Description of the task: Show every line in the records below that contains the word "corrections".

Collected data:
<<<<

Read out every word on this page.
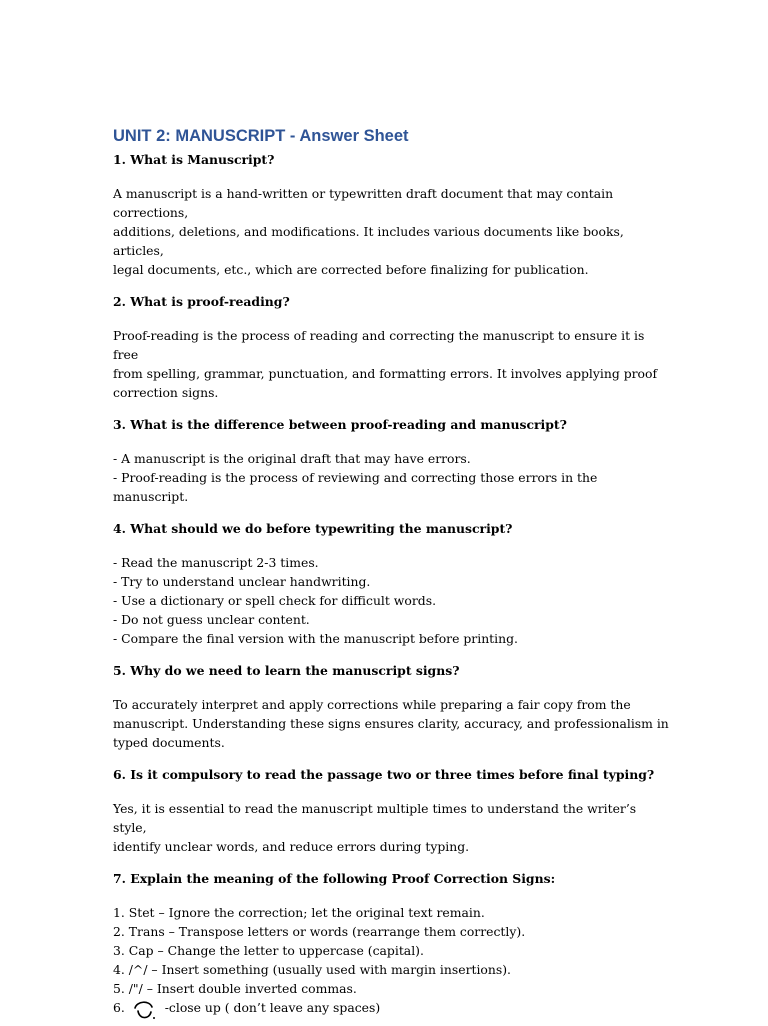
UNIT 2: MANUSCRIPT - Answer Sheet

1. What is Manuscript?

A manuscript is a hand-written or typewritten draft document that may contain corrections,
additions, deletions, and modifications. It includes various documents like books, articles,
legal documents, etc., which are corrected before finalizing for publication.

2. What is proof-reading?

Proof-reading is the process of reading and correcting the manuscript to ensure it is free
from spelling, grammar, punctuation, and formatting errors. It involves applying proof
correction signs.

3. What is the difference between proof-reading and manuscript?

- A manuscript is the original draft that may have errors.
- Proof-reading is the process of reviewing and correcting those errors in the manuscript.

4. What should we do before typewriting the manuscript?

- Read the manuscript 2-3 times.
- Try to understand unclear handwriting.
- Use a dictionary or spell check for difficult words.
- Do not guess unclear content.
- Compare the final version with the manuscript before printing.

5. Why do we need to learn the manuscript signs?

To accurately interpret and apply corrections while preparing a fair copy from the
manuscript. Understanding these signs ensures clarity, accuracy, and professionalism in
typed documents.

6. Is it compulsory to read the passage two or three times before final typing?

Yes, it is essential to read the manuscript multiple times to understand the writer’s style,
identify unclear words, and reduce errors during typing.

7. Explain the meaning of the following Proof Correction Signs:

1. Stet – Ignore the correction; let the original text remain.
2. Trans – Transpose letters or words (rearrange them correctly).
3. Cap – Change the letter to uppercase (capital).
4. /^/ – Insert something (usually used with margin insertions).
5. /"/ – Insert double inverted commas.
6.	-close up ( don’t leave any spaces)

>>>>

Exercise result:
A manuscript is a hand-written or typewritten draft document that may contain corrections,
To accurately interpret and apply corrections while preparing a fair copy from the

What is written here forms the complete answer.